_PROBLEM STATEMENT_:
The lines to be copied run from the one containing "Transcribe the text in this document." to the end of the material below; reproduce them exactly, including both ends, and nothing more.

_MATERIAL_:
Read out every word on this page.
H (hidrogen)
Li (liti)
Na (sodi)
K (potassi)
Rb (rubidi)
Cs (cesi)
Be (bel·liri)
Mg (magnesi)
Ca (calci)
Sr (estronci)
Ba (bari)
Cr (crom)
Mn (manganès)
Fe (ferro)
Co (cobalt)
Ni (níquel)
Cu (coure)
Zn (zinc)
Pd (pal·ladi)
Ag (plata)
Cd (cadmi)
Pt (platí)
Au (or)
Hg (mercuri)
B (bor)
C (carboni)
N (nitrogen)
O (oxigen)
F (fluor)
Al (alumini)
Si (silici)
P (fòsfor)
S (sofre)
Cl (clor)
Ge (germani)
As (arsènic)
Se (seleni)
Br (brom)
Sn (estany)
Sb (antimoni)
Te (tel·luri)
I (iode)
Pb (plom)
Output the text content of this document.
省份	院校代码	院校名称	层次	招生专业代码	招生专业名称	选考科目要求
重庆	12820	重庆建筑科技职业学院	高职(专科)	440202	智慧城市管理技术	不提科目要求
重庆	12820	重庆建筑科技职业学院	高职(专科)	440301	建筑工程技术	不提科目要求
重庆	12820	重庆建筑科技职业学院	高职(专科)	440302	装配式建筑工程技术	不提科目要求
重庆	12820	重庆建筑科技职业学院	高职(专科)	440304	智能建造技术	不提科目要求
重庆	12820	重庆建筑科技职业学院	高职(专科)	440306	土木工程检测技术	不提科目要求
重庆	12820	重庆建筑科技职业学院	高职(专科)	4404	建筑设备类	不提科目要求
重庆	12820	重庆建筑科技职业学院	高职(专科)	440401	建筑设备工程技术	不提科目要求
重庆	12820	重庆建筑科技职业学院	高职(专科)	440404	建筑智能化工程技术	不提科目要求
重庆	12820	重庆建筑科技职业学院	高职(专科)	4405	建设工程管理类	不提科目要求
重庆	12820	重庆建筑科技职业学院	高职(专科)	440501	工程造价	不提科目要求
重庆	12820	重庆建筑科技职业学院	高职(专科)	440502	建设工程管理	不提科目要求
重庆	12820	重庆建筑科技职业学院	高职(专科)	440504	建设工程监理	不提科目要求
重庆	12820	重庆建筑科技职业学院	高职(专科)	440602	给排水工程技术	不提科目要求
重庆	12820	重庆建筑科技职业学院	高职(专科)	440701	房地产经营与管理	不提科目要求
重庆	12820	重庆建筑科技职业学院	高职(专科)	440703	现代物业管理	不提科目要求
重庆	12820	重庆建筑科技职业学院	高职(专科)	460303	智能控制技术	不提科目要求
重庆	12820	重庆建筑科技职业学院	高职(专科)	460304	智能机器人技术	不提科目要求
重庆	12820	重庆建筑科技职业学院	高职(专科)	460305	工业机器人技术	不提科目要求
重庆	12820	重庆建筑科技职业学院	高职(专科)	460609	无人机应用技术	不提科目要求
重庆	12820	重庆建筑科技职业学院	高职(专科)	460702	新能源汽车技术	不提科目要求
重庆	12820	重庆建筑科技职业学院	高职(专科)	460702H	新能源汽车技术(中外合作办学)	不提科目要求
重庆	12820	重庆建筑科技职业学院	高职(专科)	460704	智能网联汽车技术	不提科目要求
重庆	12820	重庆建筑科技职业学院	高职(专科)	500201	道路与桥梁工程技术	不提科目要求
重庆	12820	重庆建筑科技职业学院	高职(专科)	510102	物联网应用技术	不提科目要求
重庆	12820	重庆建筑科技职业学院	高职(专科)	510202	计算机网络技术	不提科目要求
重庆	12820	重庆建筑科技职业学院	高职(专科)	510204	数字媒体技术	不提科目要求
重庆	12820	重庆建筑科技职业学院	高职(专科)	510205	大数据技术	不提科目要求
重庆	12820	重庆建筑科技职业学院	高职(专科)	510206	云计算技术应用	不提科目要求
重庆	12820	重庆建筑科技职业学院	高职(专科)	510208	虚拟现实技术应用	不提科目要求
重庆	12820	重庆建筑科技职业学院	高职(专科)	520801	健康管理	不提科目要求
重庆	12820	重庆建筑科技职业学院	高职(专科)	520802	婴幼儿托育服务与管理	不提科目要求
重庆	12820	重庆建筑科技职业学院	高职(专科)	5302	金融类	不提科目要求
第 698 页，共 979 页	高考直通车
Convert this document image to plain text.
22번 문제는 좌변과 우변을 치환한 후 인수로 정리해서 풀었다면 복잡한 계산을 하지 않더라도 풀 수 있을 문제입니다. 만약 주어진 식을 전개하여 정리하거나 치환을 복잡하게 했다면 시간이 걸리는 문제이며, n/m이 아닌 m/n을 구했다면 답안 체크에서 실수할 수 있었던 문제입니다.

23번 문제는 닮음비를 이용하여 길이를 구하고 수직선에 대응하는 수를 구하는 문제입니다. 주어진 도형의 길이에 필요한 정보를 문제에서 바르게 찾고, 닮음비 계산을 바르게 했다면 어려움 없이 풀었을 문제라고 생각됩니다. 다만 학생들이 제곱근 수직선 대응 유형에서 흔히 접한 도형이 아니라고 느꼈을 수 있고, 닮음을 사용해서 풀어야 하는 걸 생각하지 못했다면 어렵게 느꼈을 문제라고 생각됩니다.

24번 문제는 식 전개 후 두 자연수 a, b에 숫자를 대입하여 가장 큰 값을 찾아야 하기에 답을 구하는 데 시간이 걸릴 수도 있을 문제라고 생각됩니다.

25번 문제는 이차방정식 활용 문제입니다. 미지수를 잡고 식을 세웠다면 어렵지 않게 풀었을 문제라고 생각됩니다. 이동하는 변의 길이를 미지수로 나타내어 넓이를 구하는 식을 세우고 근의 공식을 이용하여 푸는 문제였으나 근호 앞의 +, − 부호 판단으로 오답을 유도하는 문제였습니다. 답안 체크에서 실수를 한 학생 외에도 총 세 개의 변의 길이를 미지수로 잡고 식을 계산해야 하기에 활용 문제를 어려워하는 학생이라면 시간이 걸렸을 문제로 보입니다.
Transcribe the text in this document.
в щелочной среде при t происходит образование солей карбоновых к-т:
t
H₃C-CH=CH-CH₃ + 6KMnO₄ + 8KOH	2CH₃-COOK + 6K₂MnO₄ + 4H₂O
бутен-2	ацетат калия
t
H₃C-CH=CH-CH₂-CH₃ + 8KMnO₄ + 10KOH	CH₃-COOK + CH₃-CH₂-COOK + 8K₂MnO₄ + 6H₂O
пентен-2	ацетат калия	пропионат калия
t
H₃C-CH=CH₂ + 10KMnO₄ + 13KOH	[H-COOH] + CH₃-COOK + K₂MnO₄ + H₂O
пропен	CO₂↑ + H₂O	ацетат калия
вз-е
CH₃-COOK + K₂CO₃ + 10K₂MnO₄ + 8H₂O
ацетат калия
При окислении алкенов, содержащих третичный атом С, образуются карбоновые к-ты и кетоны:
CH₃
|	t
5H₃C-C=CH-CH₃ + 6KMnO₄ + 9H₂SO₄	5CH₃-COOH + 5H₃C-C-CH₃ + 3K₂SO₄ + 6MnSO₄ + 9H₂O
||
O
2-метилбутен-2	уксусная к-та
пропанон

_WORKED SOLUTION_:
Transcribe the text in this document.
в щелочной среде при t происходит образование солей карбоновых к-т:
t
H₃C-CH=CH-CH₃ + 6KMnO₄ + 8KOH	2CH₃-COOK + 6K₂MnO₄ + 4H₂O
бутен-2	ацетат калия
t
H₃C-CH=CH-CH₂-CH₃ + 8KMnO₄ + 10KOH	CH₃-COOK + CH₃-CH₂-COOK + 8K₂MnO₄ + 6H₂O
пентен-2	ацетат калия	пропионат калия
t
H₃C-CH=CH₂ + 10KMnO₄ + 13KOH	[H-COOH] + CH₃-COOK + K₂MnO₄ + H₂O
пропен	CO₂↑ + H₂O	ацетат калия
вз-е
CH₃-COOK + K₂CO₃ + 10K₂MnO₄ + 8H₂O
ацетат калия
При окислении алкенов, содержащих третичный атом С, образуются карбоновые к-ты и кетоны:
CH₃
|	t
5H₃C-C=CH-CH₃ + 6KMnO₄ + 9H₂SO₄	5CH₃-COOH + 5H₃C-C-CH₃ + 3K₂SO₄ + 6MnSO₄ + 9H₂O
||
O
2-метилбутен-2	уксусная к-та
пропанон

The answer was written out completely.